§ The task
Repeat the line that contains "Output the text content of this document." and all lines after it through the end, exactly as they are, minus the pictures.

[Recorded data]
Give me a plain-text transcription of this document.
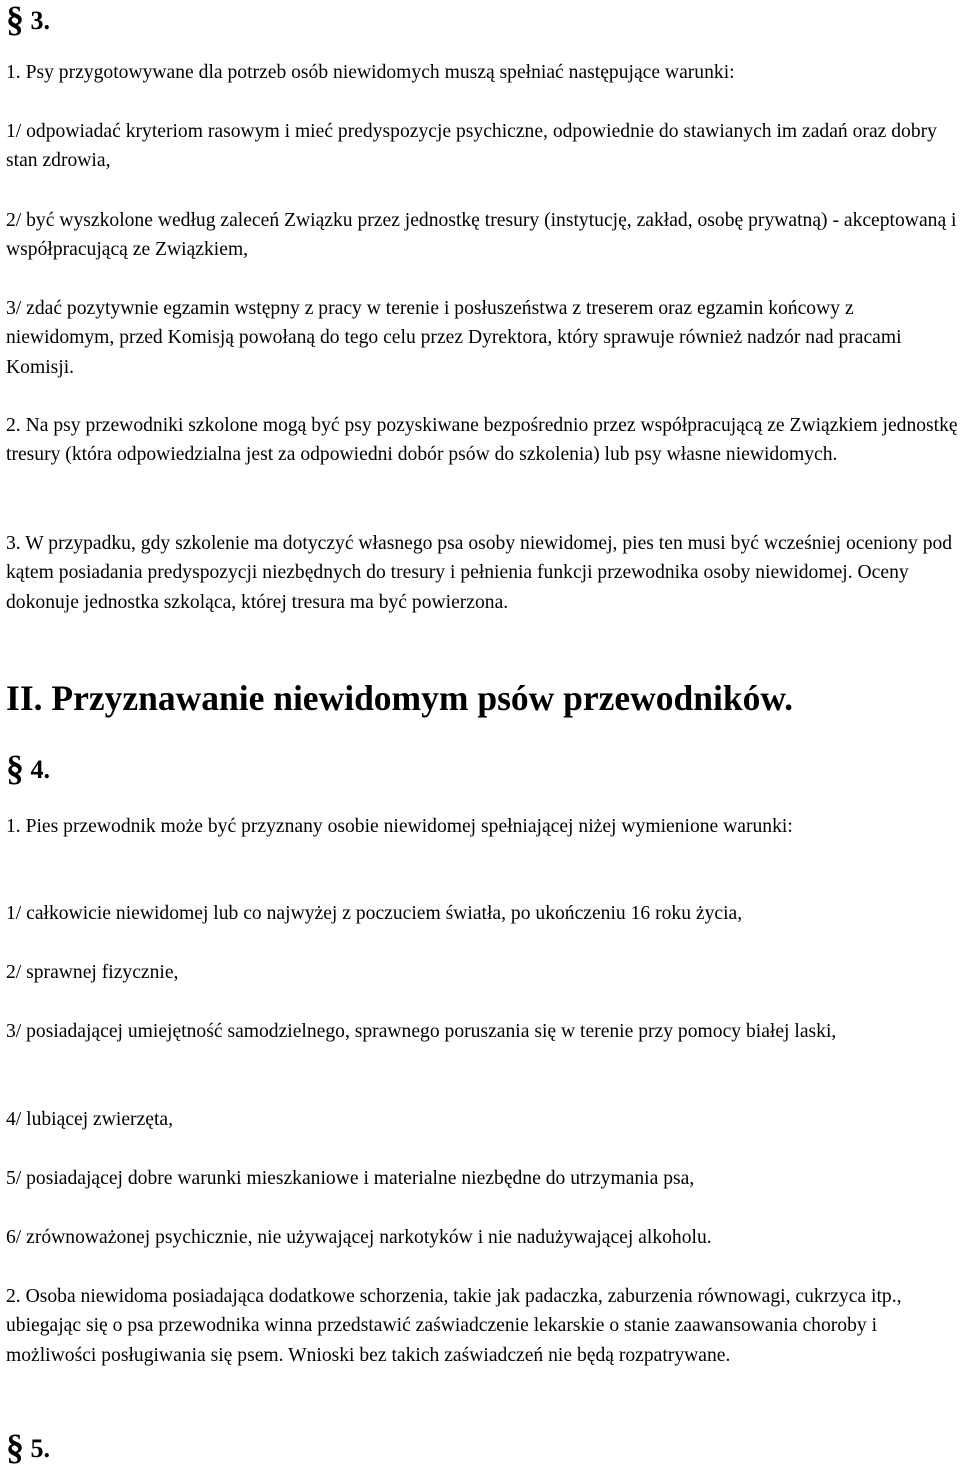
§ 3.

1. Psy przygotowywane dla potrzeb osób niewidomych muszą spełniać następujące warunki:

1/ odpowiadać kryteriom rasowym i mieć predyspozycje psychiczne, odpowiednie do stawianych im zadań oraz dobry stan zdrowia,

2/ być wyszkolone według zaleceń Związku przez jednostkę tresury (instytucję, zakład, osobę prywatną) - akceptowaną i współpracującą ze Związkiem,

3/ zdać pozytywnie egzamin wstępny z pracy w terenie i posłuszeństwa z treserem oraz egzamin końcowy z niewidomym, przed Komisją powołaną do tego celu przez Dyrektora, który sprawuje również nadzór nad pracami Komisji.

2. Na psy przewodniki szkolone mogą być psy pozyskiwane bezpośrednio przez współpracującą ze Związkiem jednostkę tresury (która odpowiedzialna jest za odpowiedni dobór psów do szkolenia) lub psy własne niewidomych.

3. W przypadku, gdy szkolenie ma dotyczyć własnego psa osoby niewidomej, pies ten musi być wcześniej oceniony pod kątem posiadania predyspozycji niezbędnych do tresury i pełnienia funkcji przewodnika osoby niewidomej. Oceny dokonuje jednostka szkoląca, której tresura ma być powierzona.

II. Przyznawanie niewidomym psów przewodników.
§ 4.

1. Pies przewodnik może być przyznany osobie niewidomej spełniającej niżej wymienione warunki:

1/ całkowicie niewidomej lub co najwyżej z poczuciem światła, po ukończeniu 16 roku życia,

2/ sprawnej fizycznie,

3/ posiadającej umiejętność samodzielnego, sprawnego poruszania się w terenie przy pomocy białej laski,

4/ lubiącej zwierzęta,

5/ posiadającej dobre warunki mieszkaniowe i materialne niezbędne do utrzymania psa,

6/ zrównoważonej psychicznie, nie używającej narkotyków i nie nadużywającej alkoholu.

2. Osoba niewidoma posiadająca dodatkowe schorzenia, takie jak padaczka, zaburzenia równowagi, cukrzyca itp., ubiegając się o psa przewodnika winna przedstawić zaświadczenie lekarskie o stanie zaawansowania choroby i możliwości posługiwania się psem. Wnioski bez takich zaświadczeń nie będą rozpatrywane.

§ 5.
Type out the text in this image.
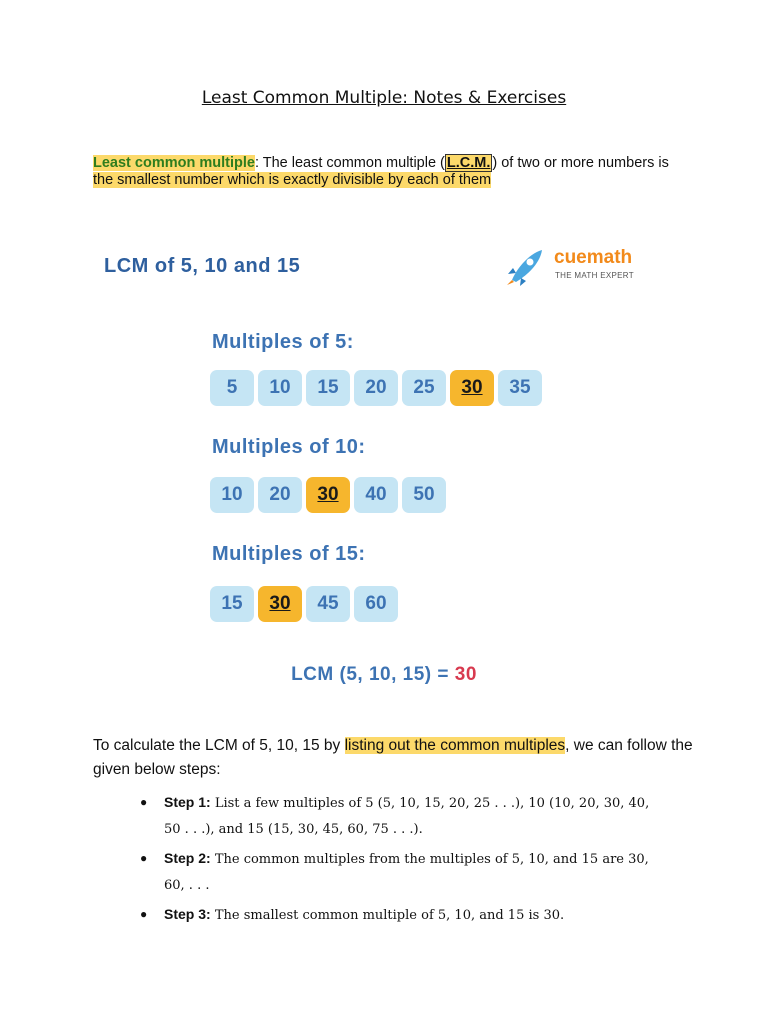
Least Common Multiple: Notes & Exercises
Least common multiple: The least common multiple ( L.C.M. ) of two or more numbers is the smallest number which is exactly divisible by each of them
LCM of 5, 10 and 15	cuemath
THE MATH EXPERT
Multiples of 5:
5	10	15	20	25	30	35
Multiples of 10:
10	20	30	40	50
Multiples of 15:
15	30	45	60
LCM (5, 10, 15) = 30
To calculate the LCM of 5, 10, 15 by listing out the common multiples, we can follow the given below steps:
● Step 1: List a few multiples of 5 (5, 10, 15, 20, 25 . . .), 10 (10, 20, 30, 40, 50 . . .), and 15 (15, 30, 45, 60, 75 . . .).
● Step 2: The common multiples from the multiples of 5, 10, and 15 are 30, 60, . . .
● Step 3: The smallest common multiple of 5, 10, and 15 is 30.
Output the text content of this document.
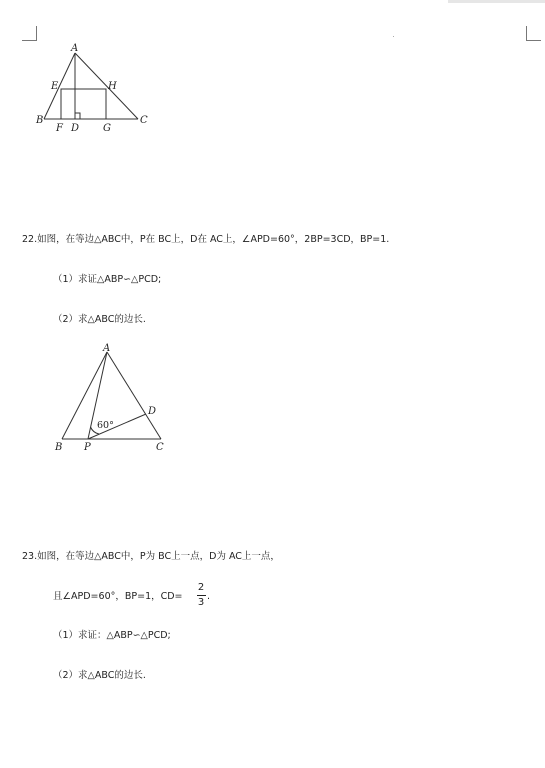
A
E	H
B
F D G
C
22.如图，在等边△ABC中，P在 BC上，D在 AC上，∠APD=60°，2BP=3CD，BP=1.
（1）求证△ABP∽△PCD;
（2）求△ABC的边长.
A
D
B P	C
60°
23.如图，在等边△ABC中，P为 BC上一点，D为 AC上一点，
且∠APD=60°，BP=1，CD=
2
3
.
（1）求证：△ABP∽△PCD;
（2）求△ABC的边长.
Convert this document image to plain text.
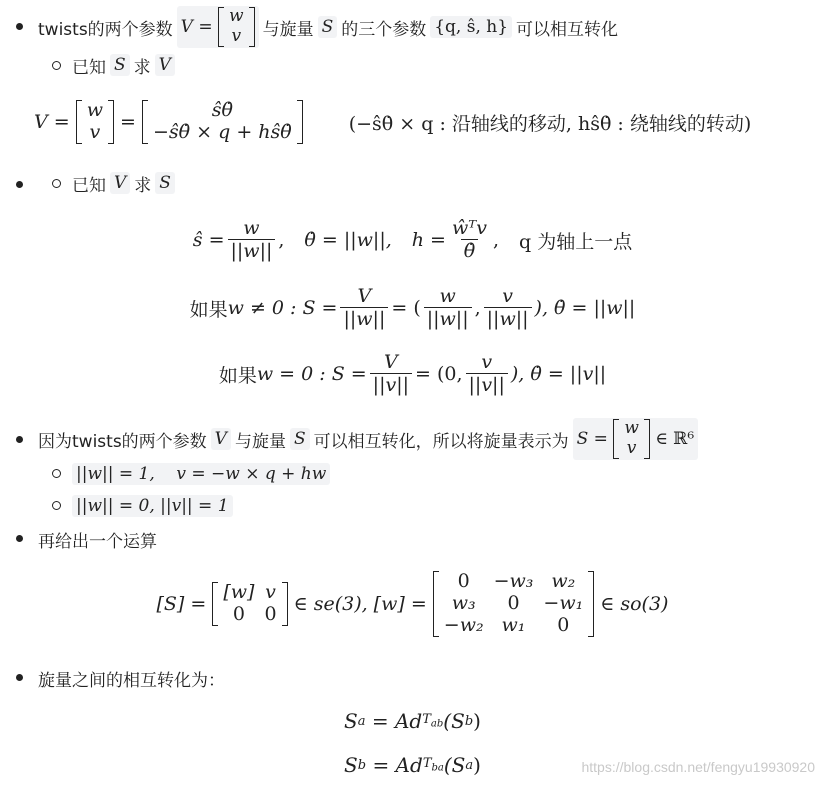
twists的两个参数 V =
w
v 与旋量 S 的三个参数 {q, ŝ, h} 可以相互转化
已知 S 求 V
V =

w
v
=

ŝθ̇
−ŝθ̇ × q + hŝθ̇	(−ŝθ̇ × q : 沿轴线的移动, hŝθ̇ : 绕轴线的转动)
已知 V 求 S
ŝ = $\frac{w}{||w||}$ , θ̇ = ||w||, $h = \frac{\text{ŵᵀv}}{\thetȧ}$ , q 为轴上一点
如果 w ≠ 0 : $S = \frac{V}{||w||}$ = ( $\frac{w}{||w||}$ , $\frac{v}{||w||}$ ), θ̇ = ||w||
如果 w = 0 : $S = \frac{V}{||v||} = (0$, $\frac{v}{||v||}$ ), θ̇ = ||v||
因为twists的两个参数 V 与旋量 S 可以相互转化，所以将旋量表示为 S =

w
v
∈ ℝ⁶
||w|| = 1,    v = −w × q + hw
||w|| = 0, ||v|| = 1
再给出一个运算
[S] =

[w]	v
0	0
∈ se(3), [w] =

0	−w₃	w₂
w₃	0	−w₁
−w₂	w₁	0

∈ so(3)
旋量之间的相互转化为：
S a
= Ad $T_{ab}$ (S b )
S b
= Ad $T_{ba}$ (S a )	https://blog.csdn.net/fengyu19930920
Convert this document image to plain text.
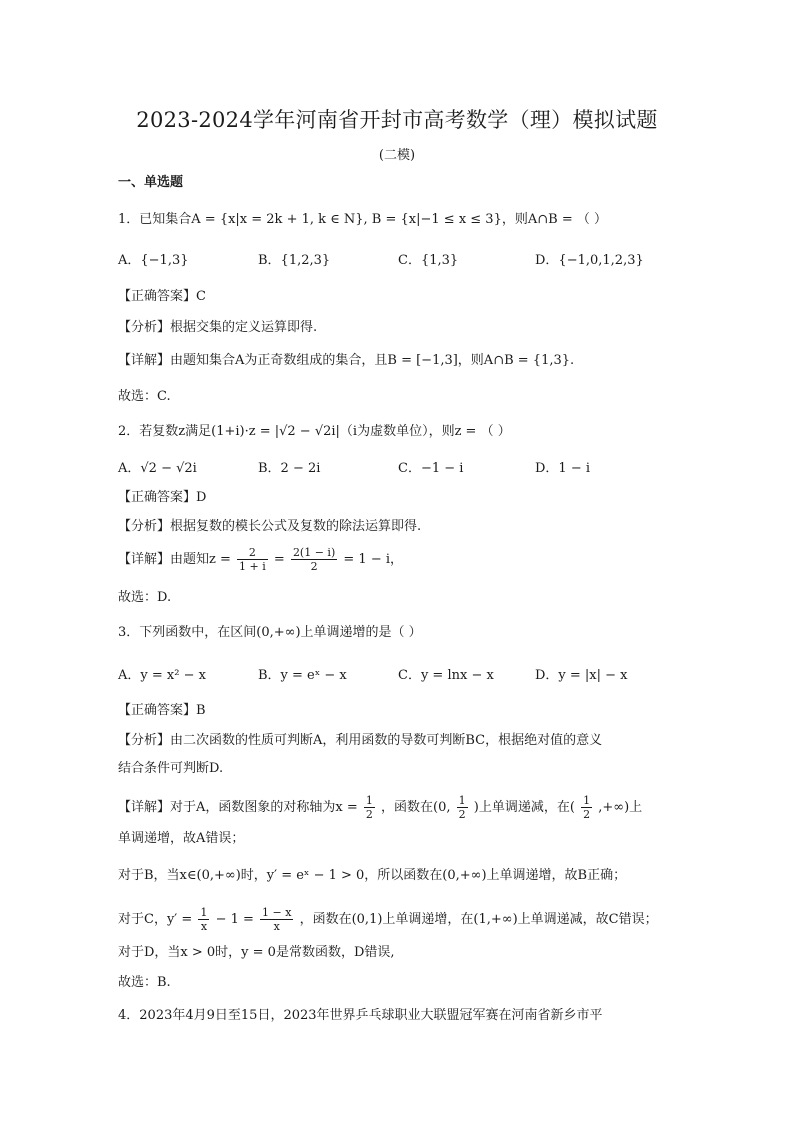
2023-2024学年河南省开封市高考数学（理）模拟试题
(二模)
一、单选题
1．已知集合A = {x|x = 2k + 1, k ∈ N}, B = {x|−1 ≤ x ≤ 3}，则A∩B = （ ）
A．{−1,3}	B．{1,2,3}	C．{1,3}	D．{−1,0,1,2,3}
【正确答案】C
【分析】根据交集的定义运算即得.
【详解】由题知集合A为正奇数组成的集合，且B = [−1,3]，则A∩B = {1,3}.
故选：C.
2．若复数z满足(1+i)·z = |√2 − √2i|（i为虚数单位），则z = （ ）
A．√2 − √2i	B．2 − 2i	C．−1 − i	D．1 − i
【正确答案】D
【分析】根据复数的模长公式及复数的除法运算即得.
【详解】由题知$z = \frac{2}{1 + i} = \frac{2(1 - i)}{2} = 1 - i$，
故选：D.
3．下列函数中，在区间(0,+∞)上单调递增的是（ ）
A．y = x² − x	B．y = eˣ − x	C．y = lnx − x	D．y = |x| − x
【正确答案】B
【分析】由二次函数的性质可判断A，利用函数的导数可判断BC，根据绝对值的意义
结合条件可判断D.
【详解】对于A，函数图象的对称轴为$x = \frac{1}{2}$ ，函数在(0, $\frac{1}{2}$ )上单调递减，在( $\frac{1}{2}$ ,+∞)上
单调递增，故A错误；
对于B，当x∈(0,+∞)时，y′ = eˣ − 1 > 0，所以函数在(0,+∞)上单调递增，故B正确；
对于C，$y' = \frac{1}{x} - 1 = \frac{1 - x}{x}$ ，函数在(0,1)上单调递增，在(1,+∞)上单调递减，故C错误；
对于D，当x > 0时，y = 0是常数函数，D错误,
故选：B.
4．2023年4月9日至15日，2023年世界乒乓球职业大联盟冠军赛在河南省新乡市平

§ Correct answer
Output the text content of this document.
A
E	H
B
F D G
C
22.如图，在等边△ABC中，P在 BC上，D在 AC上，∠APD=60°，2BP=3CD，BP=1.
（1）求证△ABP∽△PCD;
（2）求△ABC的边长.
A
D
B P	C
60°
23.如图，在等边△ABC中，P为 BC上一点，D为 AC上一点，
且∠APD=60°，BP=1，CD=
2
3
.
（1）求证：△ABP∽△PCD;
（2）求△ABC的边长.
Convert this document image to plain text.
twists的两个参数 V =
w
v 与旋量 S 的三个参数 {q, ŝ, h} 可以相互转化
已知 S 求 V
V =

w
v
=

ŝθ̇
−ŝθ̇ × q + hŝθ̇	(−ŝθ̇ × q : 沿轴线的移动, hŝθ̇ : 绕轴线的转动)
已知 V 求 S
ŝ = $\frac{w}{||w||}$ , θ̇ = ||w||, $h = \frac{\text{ŵᵀv}}{\thetȧ}$ , q 为轴上一点
如果 w ≠ 0 : $S = \frac{V}{||w||}$ = ( $\frac{w}{||w||}$ , $\frac{v}{||w||}$ ), θ̇ = ||w||
如果 w = 0 : $S = \frac{V}{||v||} = (0$, $\frac{v}{||v||}$ ), θ̇ = ||v||
因为twists的两个参数 V 与旋量 S 可以相互转化，所以将旋量表示为 S =

w
v
∈ ℝ⁶
||w|| = 1,    v = −w × q + hw
||w|| = 0, ||v|| = 1
再给出一个运算
[S] =

[w]	v
0	0
∈ se(3), [w] =

0	−w₃	w₂
w₃	0	−w₁
−w₂	w₁	0

∈ so(3)
旋量之间的相互转化为：
S a
= Ad $T_{ab}$ (S b )
S b
= Ad $T_{ba}$ (S a )	https://blog.csdn.net/fengyu19930920
Convert this document image to plain text.
2023-2024学年河南省开封市高考数学（理）模拟试题
(二模)
一、单选题
1．已知集合A = {x|x = 2k + 1, k ∈ N}, B = {x|−1 ≤ x ≤ 3}，则A∩B = （ ）
A．{−1,3}	B．{1,2,3}	C．{1,3}	D．{−1,0,1,2,3}
【正确答案】C
【分析】根据交集的定义运算即得.
【详解】由题知集合A为正奇数组成的集合，且B = [−1,3]，则A∩B = {1,3}.
故选：C.
2．若复数z满足(1+i)·z = |√2 − √2i|（i为虚数单位），则z = （ ）
A．√2 − √2i	B．2 − 2i	C．−1 − i	D．1 − i
【正确答案】D
【分析】根据复数的模长公式及复数的除法运算即得.
【详解】由题知$z = \frac{2}{1 + i} = \frac{2(1 - i)}{2} = 1 - i$，
故选：D.
3．下列函数中，在区间(0,+∞)上单调递增的是（ ）
A．y = x² − x	B．y = eˣ − x	C．y = lnx − x	D．y = |x| − x
【正确答案】B
【分析】由二次函数的性质可判断A，利用函数的导数可判断BC，根据绝对值的意义
结合条件可判断D.
【详解】对于A，函数图象的对称轴为$x = \frac{1}{2}$ ，函数在(0, $\frac{1}{2}$ )上单调递减，在( $\frac{1}{2}$ ,+∞)上
单调递增，故A错误；
对于B，当x∈(0,+∞)时，y′ = eˣ − 1 > 0，所以函数在(0,+∞)上单调递增，故B正确；
对于C，$y' = \frac{1}{x} - 1 = \frac{1 - x}{x}$ ，函数在(0,1)上单调递增，在(1,+∞)上单调递减，故C错误；
对于D，当x > 0时，y = 0是常数函数，D错误,
故选：B.
4．2023年4月9日至15日，2023年世界乒乓球职业大联盟冠军赛在河南省新乡市平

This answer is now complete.